Problem details: Repeat the material exactly, every line of it.

++++ Data for this task

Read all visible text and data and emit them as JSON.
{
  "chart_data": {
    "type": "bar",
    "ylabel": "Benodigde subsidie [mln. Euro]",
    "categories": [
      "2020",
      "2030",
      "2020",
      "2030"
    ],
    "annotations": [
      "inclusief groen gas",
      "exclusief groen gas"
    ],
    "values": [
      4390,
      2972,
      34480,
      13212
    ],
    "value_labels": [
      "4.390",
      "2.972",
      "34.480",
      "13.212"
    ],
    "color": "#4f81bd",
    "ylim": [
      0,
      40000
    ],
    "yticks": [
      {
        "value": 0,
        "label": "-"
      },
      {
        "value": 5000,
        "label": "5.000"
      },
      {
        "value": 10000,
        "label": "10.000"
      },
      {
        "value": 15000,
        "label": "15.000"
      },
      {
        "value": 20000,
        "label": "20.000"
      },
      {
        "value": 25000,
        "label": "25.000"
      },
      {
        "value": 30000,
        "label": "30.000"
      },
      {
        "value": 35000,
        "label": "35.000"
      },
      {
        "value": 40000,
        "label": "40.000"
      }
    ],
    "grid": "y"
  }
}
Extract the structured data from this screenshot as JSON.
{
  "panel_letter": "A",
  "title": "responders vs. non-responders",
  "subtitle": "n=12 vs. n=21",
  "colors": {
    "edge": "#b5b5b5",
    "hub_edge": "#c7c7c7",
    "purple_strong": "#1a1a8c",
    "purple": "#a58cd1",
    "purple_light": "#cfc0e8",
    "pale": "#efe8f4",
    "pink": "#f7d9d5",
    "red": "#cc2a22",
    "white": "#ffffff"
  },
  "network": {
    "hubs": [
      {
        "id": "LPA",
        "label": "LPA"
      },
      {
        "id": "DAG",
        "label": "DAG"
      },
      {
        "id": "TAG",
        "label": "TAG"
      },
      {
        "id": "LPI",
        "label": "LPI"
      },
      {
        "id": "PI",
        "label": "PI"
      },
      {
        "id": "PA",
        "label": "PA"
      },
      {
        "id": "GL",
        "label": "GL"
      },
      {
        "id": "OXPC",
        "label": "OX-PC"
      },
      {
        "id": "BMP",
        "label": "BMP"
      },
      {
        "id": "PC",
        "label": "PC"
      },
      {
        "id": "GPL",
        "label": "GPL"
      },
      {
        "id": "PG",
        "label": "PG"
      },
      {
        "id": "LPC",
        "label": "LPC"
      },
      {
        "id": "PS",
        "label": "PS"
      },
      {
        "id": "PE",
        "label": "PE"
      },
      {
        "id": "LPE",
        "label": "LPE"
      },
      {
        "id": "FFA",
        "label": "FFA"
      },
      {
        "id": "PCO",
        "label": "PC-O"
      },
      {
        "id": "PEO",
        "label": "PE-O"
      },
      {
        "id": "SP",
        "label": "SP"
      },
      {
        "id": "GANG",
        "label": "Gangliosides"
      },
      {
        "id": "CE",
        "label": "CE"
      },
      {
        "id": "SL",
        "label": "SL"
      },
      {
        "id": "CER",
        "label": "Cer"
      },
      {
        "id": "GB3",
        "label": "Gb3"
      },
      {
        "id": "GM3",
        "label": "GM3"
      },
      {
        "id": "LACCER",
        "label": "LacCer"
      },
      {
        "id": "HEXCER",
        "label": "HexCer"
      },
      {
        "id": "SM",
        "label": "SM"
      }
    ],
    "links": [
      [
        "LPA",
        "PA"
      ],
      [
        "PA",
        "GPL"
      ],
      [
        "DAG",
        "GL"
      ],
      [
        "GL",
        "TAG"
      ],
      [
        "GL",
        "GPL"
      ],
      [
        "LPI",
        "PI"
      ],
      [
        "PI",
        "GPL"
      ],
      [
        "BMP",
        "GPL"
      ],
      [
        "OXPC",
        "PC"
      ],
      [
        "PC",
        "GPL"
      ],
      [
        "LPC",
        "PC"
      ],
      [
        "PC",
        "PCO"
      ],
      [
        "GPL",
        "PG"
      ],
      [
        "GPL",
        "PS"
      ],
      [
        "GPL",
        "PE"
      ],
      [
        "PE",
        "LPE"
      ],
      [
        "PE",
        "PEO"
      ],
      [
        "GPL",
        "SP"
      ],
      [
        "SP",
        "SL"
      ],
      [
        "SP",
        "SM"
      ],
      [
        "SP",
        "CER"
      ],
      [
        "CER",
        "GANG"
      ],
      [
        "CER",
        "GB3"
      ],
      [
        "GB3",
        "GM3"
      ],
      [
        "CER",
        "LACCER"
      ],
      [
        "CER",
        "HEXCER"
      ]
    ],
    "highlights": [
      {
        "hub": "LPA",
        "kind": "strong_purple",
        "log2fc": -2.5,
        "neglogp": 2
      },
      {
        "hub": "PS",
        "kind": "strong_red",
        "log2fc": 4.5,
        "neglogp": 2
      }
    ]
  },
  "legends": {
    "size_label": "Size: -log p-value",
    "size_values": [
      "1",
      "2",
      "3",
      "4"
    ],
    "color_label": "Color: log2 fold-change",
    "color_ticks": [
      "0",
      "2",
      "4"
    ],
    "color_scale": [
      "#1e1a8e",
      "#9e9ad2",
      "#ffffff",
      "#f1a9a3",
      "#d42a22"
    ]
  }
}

++++++++

Complete answer:
Read all visible text and data and emit them as JSON.
{
  "chart_data": {
    "type": "bar",
    "ylabel": "Benodigde subsidie [mln. Euro]",
    "categories": [
      "2020",
      "2030",
      "2020",
      "2030"
    ],
    "annotations": [
      "inclusief groen gas",
      "exclusief groen gas"
    ],
    "values": [
      4390,
      2972,
      34480,
      13212
    ],
    "value_labels": [
      "4.390",
      "2.972",
      "34.480",
      "13.212"
    ],
    "color": "#4f81bd",
    "ylim": [
      0,
      40000
    ],
    "yticks": [
      {
        "value": 0,
        "label": "-"
      },
      {
        "value": 5000,
        "label": "5.000"
      },
      {
        "value": 10000,
        "label": "10.000"
      },
      {
        "value": 15000,
        "label": "15.000"
      },
      {
        "value": 20000,
        "label": "20.000"
      },
      {
        "value": 25000,
        "label": "25.000"
      },
      {
        "value": 30000,
        "label": "30.000"
      },
      {
        "value": 35000,
        "label": "35.000"
      },
      {
        "value": 40000,
        "label": "40.000"
      }
    ],
    "grid": "y"
  }
}
Extract the structured data from this screenshot as JSON.
{
  "panel_letter": "A",
  "title": "responders vs. non-responders",
  "subtitle": "n=12 vs. n=21",
  "colors": {
    "edge": "#b5b5b5",
    "hub_edge": "#c7c7c7",
    "purple_strong": "#1a1a8c",
    "purple": "#a58cd1",
    "purple_light": "#cfc0e8",
    "pale": "#efe8f4",
    "pink": "#f7d9d5",
    "red": "#cc2a22",
    "white": "#ffffff"
  },
  "network": {
    "hubs": [
      {
        "id": "LPA",
        "label": "LPA"
      },
      {
        "id": "DAG",
        "label": "DAG"
      },
      {
        "id": "TAG",
        "label": "TAG"
      },
      {
        "id": "LPI",
        "label": "LPI"
      },
      {
        "id": "PI",
        "label": "PI"
      },
      {
        "id": "PA",
        "label": "PA"
      },
      {
        "id": "GL",
        "label": "GL"
      },
      {
        "id": "OXPC",
        "label": "OX-PC"
      },
      {
        "id": "BMP",
        "label": "BMP"
      },
      {
        "id": "PC",
        "label": "PC"
      },
      {
        "id": "GPL",
        "label": "GPL"
      },
      {
        "id": "PG",
        "label": "PG"
      },
      {
        "id": "LPC",
        "label": "LPC"
      },
      {
        "id": "PS",
        "label": "PS"
      },
      {
        "id": "PE",
        "label": "PE"
      },
      {
        "id": "LPE",
        "label": "LPE"
      },
      {
        "id": "FFA",
        "label": "FFA"
      },
      {
        "id": "PCO",
        "label": "PC-O"
      },
      {
        "id": "PEO",
        "label": "PE-O"
      },
      {
        "id": "SP",
        "label": "SP"
      },
      {
        "id": "GANG",
        "label": "Gangliosides"
      },
      {
        "id": "CE",
        "label": "CE"
      },
      {
        "id": "SL",
        "label": "SL"
      },
      {
        "id": "CER",
        "label": "Cer"
      },
      {
        "id": "GB3",
        "label": "Gb3"
      },
      {
        "id": "GM3",
        "label": "GM3"
      },
      {
        "id": "LACCER",
        "label": "LacCer"
      },
      {
        "id": "HEXCER",
        "label": "HexCer"
      },
      {
        "id": "SM",
        "label": "SM"
      }
    ],
    "links": [
      [
        "LPA",
        "PA"
      ],
      [
        "PA",
        "GPL"
      ],
      [
        "DAG",
        "GL"
      ],
      [
        "GL",
        "TAG"
      ],
      [
        "GL",
        "GPL"
      ],
      [
        "LPI",
        "PI"
      ],
      [
        "PI",
        "GPL"
      ],
      [
        "BMP",
        "GPL"
      ],
      [
        "OXPC",
        "PC"
      ],
      [
        "PC",
        "GPL"
      ],
      [
        "LPC",
        "PC"
      ],
      [
        "PC",
        "PCO"
      ],
      [
        "GPL",
        "PG"
      ],
      [
        "GPL",
        "PS"
      ],
      [
        "GPL",
        "PE"
      ],
      [
        "PE",
        "LPE"
      ],
      [
        "PE",
        "PEO"
      ],
      [
        "GPL",
        "SP"
      ],
      [
        "SP",
        "SL"
      ],
      [
        "SP",
        "SM"
      ],
      [
        "SP",
        "CER"
      ],
      [
        "CER",
        "GANG"
      ],
      [
        "CER",
        "GB3"
      ],
      [
        "GB3",
        "GM3"
      ],
      [
        "CER",
        "LACCER"
      ],
      [
        "CER",
        "HEXCER"
      ]
    ],
    "highlights": [
      {
        "hub": "LPA",
        "kind": "strong_purple",
        "log2fc": -2.5,
        "neglogp": 2
      },
      {
        "hub": "PS",
        "kind": "strong_red",
        "log2fc": 4.5,
        "neglogp": 2
      }
    ]
  },
  "legends": {
    "size_label": "Size: -log p-value",
    "size_values": [
      "1",
      "2",
      "3",
      "4"
    ],
    "color_label": "Color: log2 fold-change",
    "color_ticks": [
      "0",
      "2",
      "4"
    ],
    "color_scale": [
      "#1e1a8e",
      "#9e9ad2",
      "#ffffff",
      "#f1a9a3",
      "#d42a22"
    ]
  }
}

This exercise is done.